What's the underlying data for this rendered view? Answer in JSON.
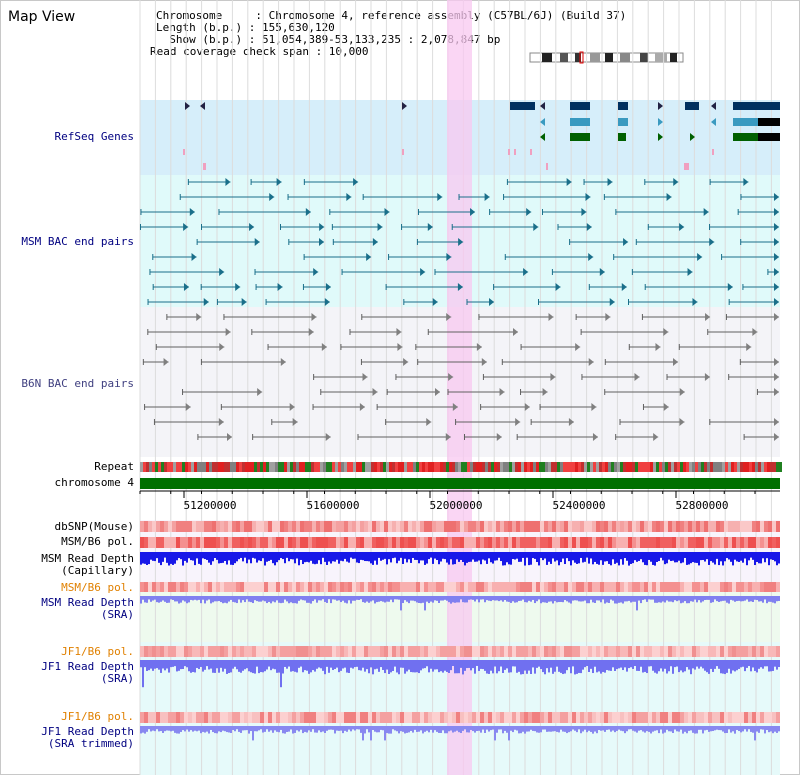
{
  "page_title": "Map View",
  "info": {
    "chromosome_line": "Chromosome     : Chromosome 4, reference assembly (C57BL/6J) (Build 37)",
    "length_line": "Length (b.p.) : 155,630,120",
    "show_line": "  Show (b.p.) : 51,054,389-53,133,235 : 2,078,847 bp",
    "coverage_line": "Read coverage check span : 10,000"
  },
  "tracks": {
    "refseq": "RefSeq Genes",
    "msm_bac": "MSM BAC end pairs",
    "b6n_bac": "B6N BAC end pairs",
    "repeat": "Repeat",
    "chromosome": "chromosome 4",
    "dbsnp": "dbSNP(Mouse)",
    "msm_b6_pol_1": "MSM/B6 pol.",
    "msm_read_depth_cap_1": "MSM Read Depth",
    "msm_read_depth_cap_2": "(Capillary)",
    "msm_b6_pol_2": "MSM/B6 pol.",
    "msm_read_depth_sra_1": "MSM Read Depth",
    "msm_read_depth_sra_2": "(SRA)",
    "jf1_b6_pol_1": "JF1/B6 pol.",
    "jf1_read_depth_1": "JF1 Read Depth",
    "jf1_read_depth_2": "(SRA)",
    "jf1_b6_pol_2": "JF1/B6 pol.",
    "jf1_read_depth_trim_1": "JF1 Read Depth",
    "jf1_read_depth_trim_2": "(SRA trimmed)"
  },
  "axis_ticks": [
    "51200000",
    "51600000",
    "52000000",
    "52400000",
    "52800000"
  ],
  "colors": {
    "refseq_bg": "#d6eefa",
    "msm_bg": "#e0fafa",
    "b6n_bg": "#f4f4f8",
    "highlight": "#f8c8f0",
    "chrom_green": "#007000",
    "label_navy": "#000080",
    "label_orange": "#e08000",
    "depth_blue": "#2020e0"
  }
}
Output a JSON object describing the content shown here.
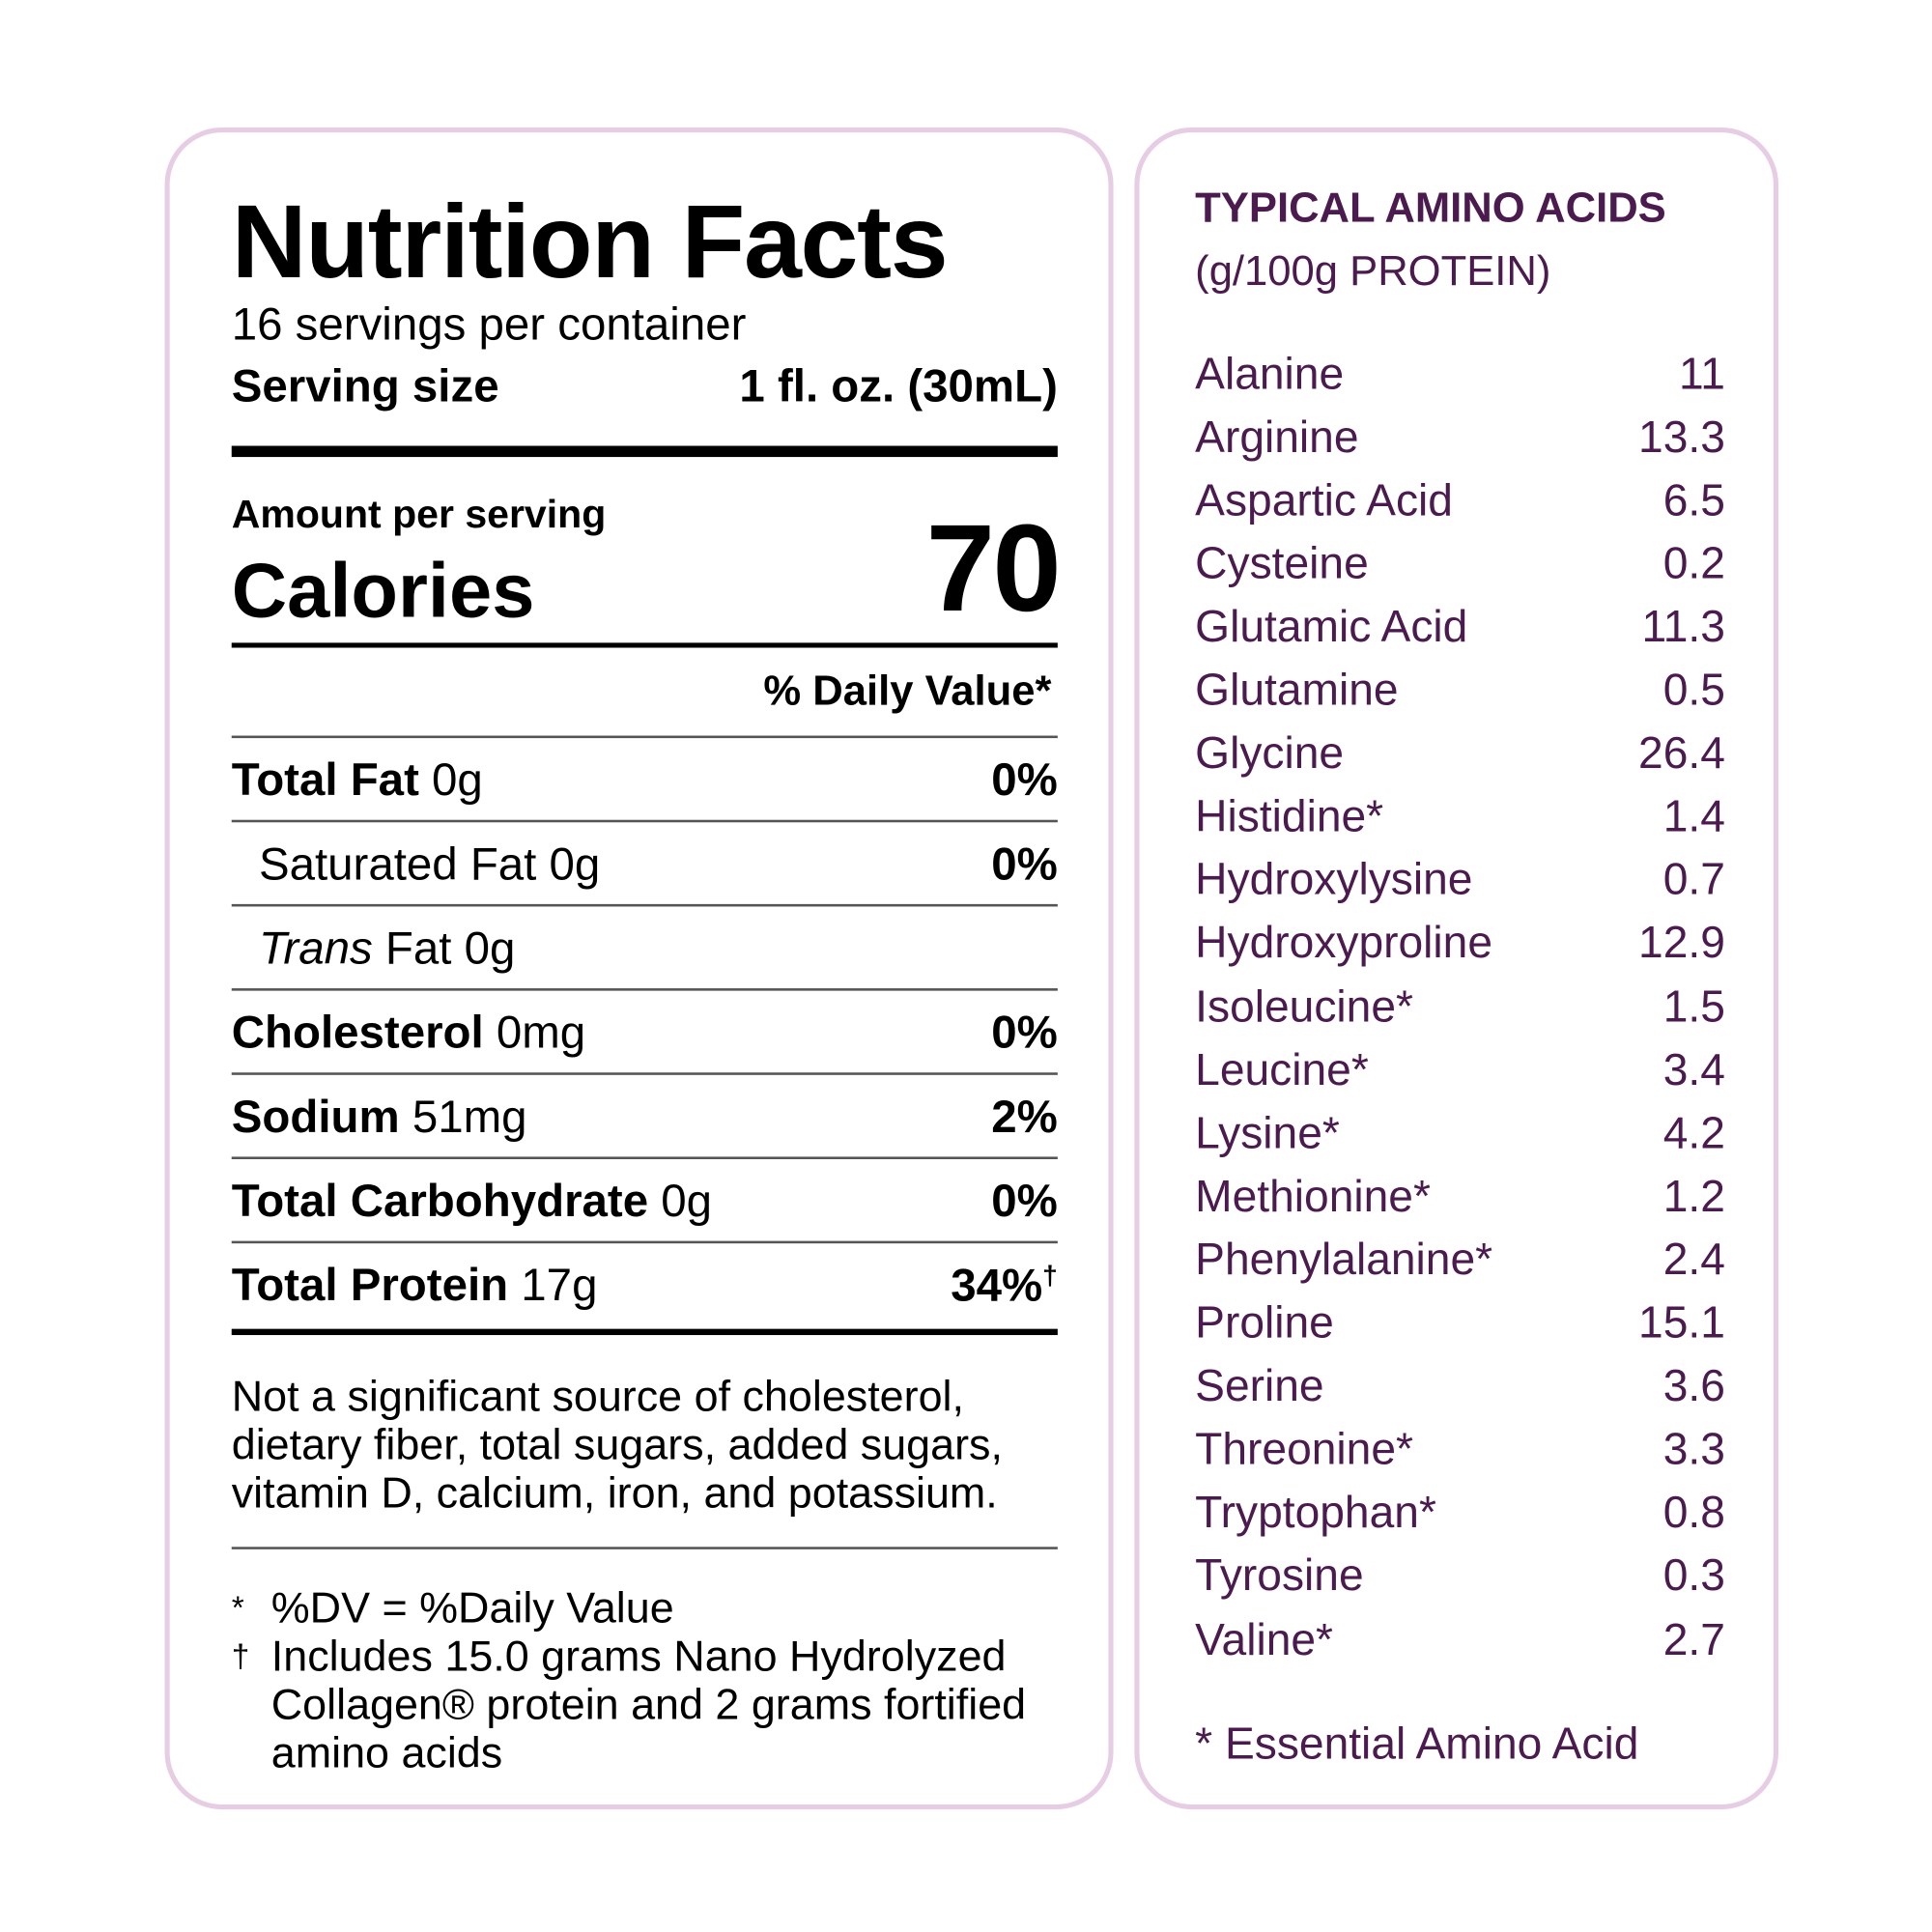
{
  "colors": {
    "border": "#e7cde4",
    "amino_text": "#4b1a4e"
  },
  "nutrition": {
    "title": "Nutrition Facts",
    "servings": "16 servings per container",
    "serving_size_label": "Serving size",
    "serving_size_value": "1 fl. oz. (30mL)",
    "amount_per_serving": "Amount per serving",
    "calories_label": "Calories",
    "calories_value": "70",
    "daily_value_header": "% Daily Value*",
    "rows": [
      {
        "name": "Total Fat",
        "amount": "0g",
        "dv": "0%",
        "bold": true
      },
      {
        "name": "Saturated Fat",
        "amount": "0g",
        "dv": "0%",
        "bold": false
      },
      {
        "name": "Trans",
        "name_rest": "Fat",
        "amount": "0g",
        "dv": "",
        "bold": false
      },
      {
        "name": "Cholesterol",
        "amount": "0mg",
        "dv": "0%",
        "bold": true
      },
      {
        "name": "Sodium",
        "amount": "51mg",
        "dv": "2%",
        "bold": true
      },
      {
        "name": "Total Carbohydrate",
        "amount": "0g",
        "dv": "0%",
        "bold": true
      },
      {
        "name": "Total Protein",
        "amount": "17g",
        "dv": "34%",
        "dv_mark": "†",
        "bold": true
      }
    ],
    "not_significant": "Not a significant source of cholesterol, dietary fiber, total sugars, added sugars, vitamin D, calcium, iron, and potassium.",
    "footnotes": [
      {
        "mark": "*",
        "text": "%DV = %Daily Value"
      },
      {
        "mark": "†",
        "text": "Includes 15.0 grams Nano Hydrolyzed Collagen® protein and 2 grams fortified amino acids"
      }
    ]
  },
  "amino": {
    "title": "TYPICAL AMINO ACIDS",
    "subtitle": "(g/100g PROTEIN)",
    "items": [
      {
        "name": "Alanine",
        "value": "11"
      },
      {
        "name": "Arginine",
        "value": "13.3"
      },
      {
        "name": "Aspartic Acid",
        "value": "6.5"
      },
      {
        "name": "Cysteine",
        "value": "0.2"
      },
      {
        "name": "Glutamic Acid",
        "value": "11.3"
      },
      {
        "name": "Glutamine",
        "value": "0.5"
      },
      {
        "name": "Glycine",
        "value": "26.4"
      },
      {
        "name": "Histidine*",
        "value": "1.4"
      },
      {
        "name": "Hydroxylysine",
        "value": "0.7"
      },
      {
        "name": "Hydroxyproline",
        "value": "12.9"
      },
      {
        "name": "Isoleucine*",
        "value": "1.5"
      },
      {
        "name": "Leucine*",
        "value": "3.4"
      },
      {
        "name": "Lysine*",
        "value": "4.2"
      },
      {
        "name": "Methionine*",
        "value": "1.2"
      },
      {
        "name": "Phenylalanine*",
        "value": "2.4"
      },
      {
        "name": "Proline",
        "value": "15.1"
      },
      {
        "name": "Serine",
        "value": "3.6"
      },
      {
        "name": "Threonine*",
        "value": "3.3"
      },
      {
        "name": "Tryptophan*",
        "value": "0.8"
      },
      {
        "name": "Tyrosine",
        "value": "0.3"
      },
      {
        "name": "Valine*",
        "value": "2.7"
      }
    ],
    "footer": "* Essential Amino Acid"
  }
}
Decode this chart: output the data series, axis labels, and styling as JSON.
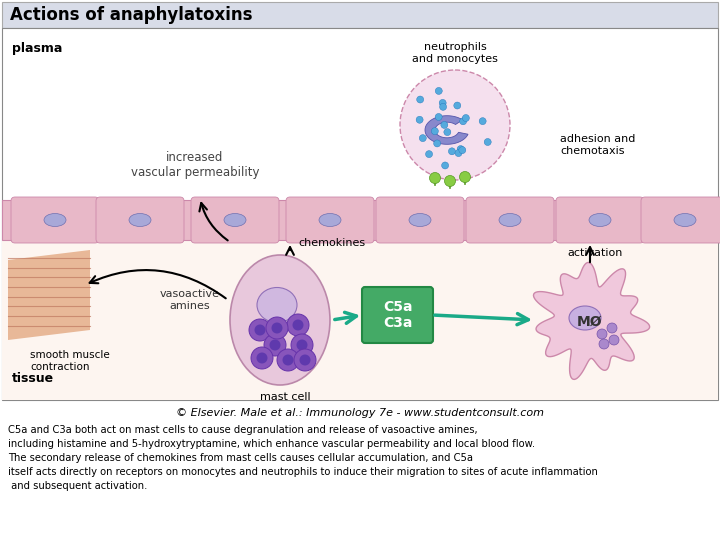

What you are asked to do:
The answer should be a single number giving how many lines in the records hold the word "Daily".

Result of the task:
2